— start of RECORDED INFORMATION —
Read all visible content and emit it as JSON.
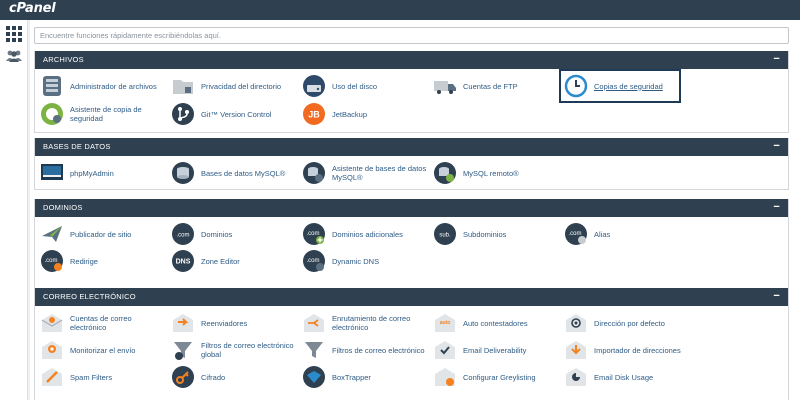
{
  "app": {
    "logo": "cPanel"
  },
  "search": {
    "placeholder": "Encuentre funciones rápidamente escribiéndolas aquí."
  },
  "sections": {
    "archivos": {
      "title": "ARCHIVOS",
      "items": {
        "admin": "Administrador de archivos",
        "privacidad": "Privacidad del directorio",
        "disco": "Uso del disco",
        "ftp": "Cuentas de FTP",
        "copias": "Copias de seguridad",
        "asistente": "Asistente de copia de seguridad",
        "git": "Git™ Version Control",
        "jetbackup": "JetBackup"
      }
    },
    "bases": {
      "title": "BASES DE DATOS",
      "items": {
        "phpmyadmin": "phpMyAdmin",
        "mysql": "Bases de datos MySQL®",
        "asistente_mysql": "Asistente de bases de datos MySQL®",
        "remoto": "MySQL remoto®"
      }
    },
    "dominios": {
      "title": "DOMINIOS",
      "items": {
        "publicador": "Publicador de sitio",
        "dominios": "Dominios",
        "adicionales": "Dominios adicionales",
        "subdominios": "Subdominios",
        "alias": "Alias",
        "redirige": "Redirige",
        "zone": "Zone Editor",
        "dns": "Dynamic DNS"
      }
    },
    "correo": {
      "title": "CORREO ELECTRÓNICO",
      "items": {
        "cuentas": "Cuentas de correo electrónico",
        "reenviadores": "Reenviadores",
        "enrutamiento": "Enrutamiento de correo electrónico",
        "auto": "Auto contestadores",
        "direccion": "Dirección por defecto",
        "monitorizar": "Monitorizar el envío",
        "filtros_global": "Filtros de correo electrónico global",
        "filtros": "Filtros de correo electrónico",
        "deliverability": "Email Deliverability",
        "importador": "Importador de direcciones",
        "spam": "Spam Filters",
        "cifrado": "Cifrado",
        "boxtrapper": "BoxTrapper",
        "greylisting": "Configurar Greylisting",
        "disk_usage": "Email Disk Usage"
      }
    }
  },
  "icon_labels": {
    "com": ".com",
    "sub": "sub.",
    "dns": "DNS",
    "auto": "auto",
    "jet": "JB"
  },
  "collapse_symbol": "−",
  "colors": {
    "header": "#2f4050",
    "link": "#2e5c86",
    "accent": "#f58220",
    "highlight_border": "#1d3b57"
  }
}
— end of RECORDED INFORMATION —
§ **GOAL**: Return all the lines that contain the string "seguridad".

§ **TASK RESPONSE**:
        "copias": "Copias de seguridad",
        "asistente": "Asistente de copia de seguridad",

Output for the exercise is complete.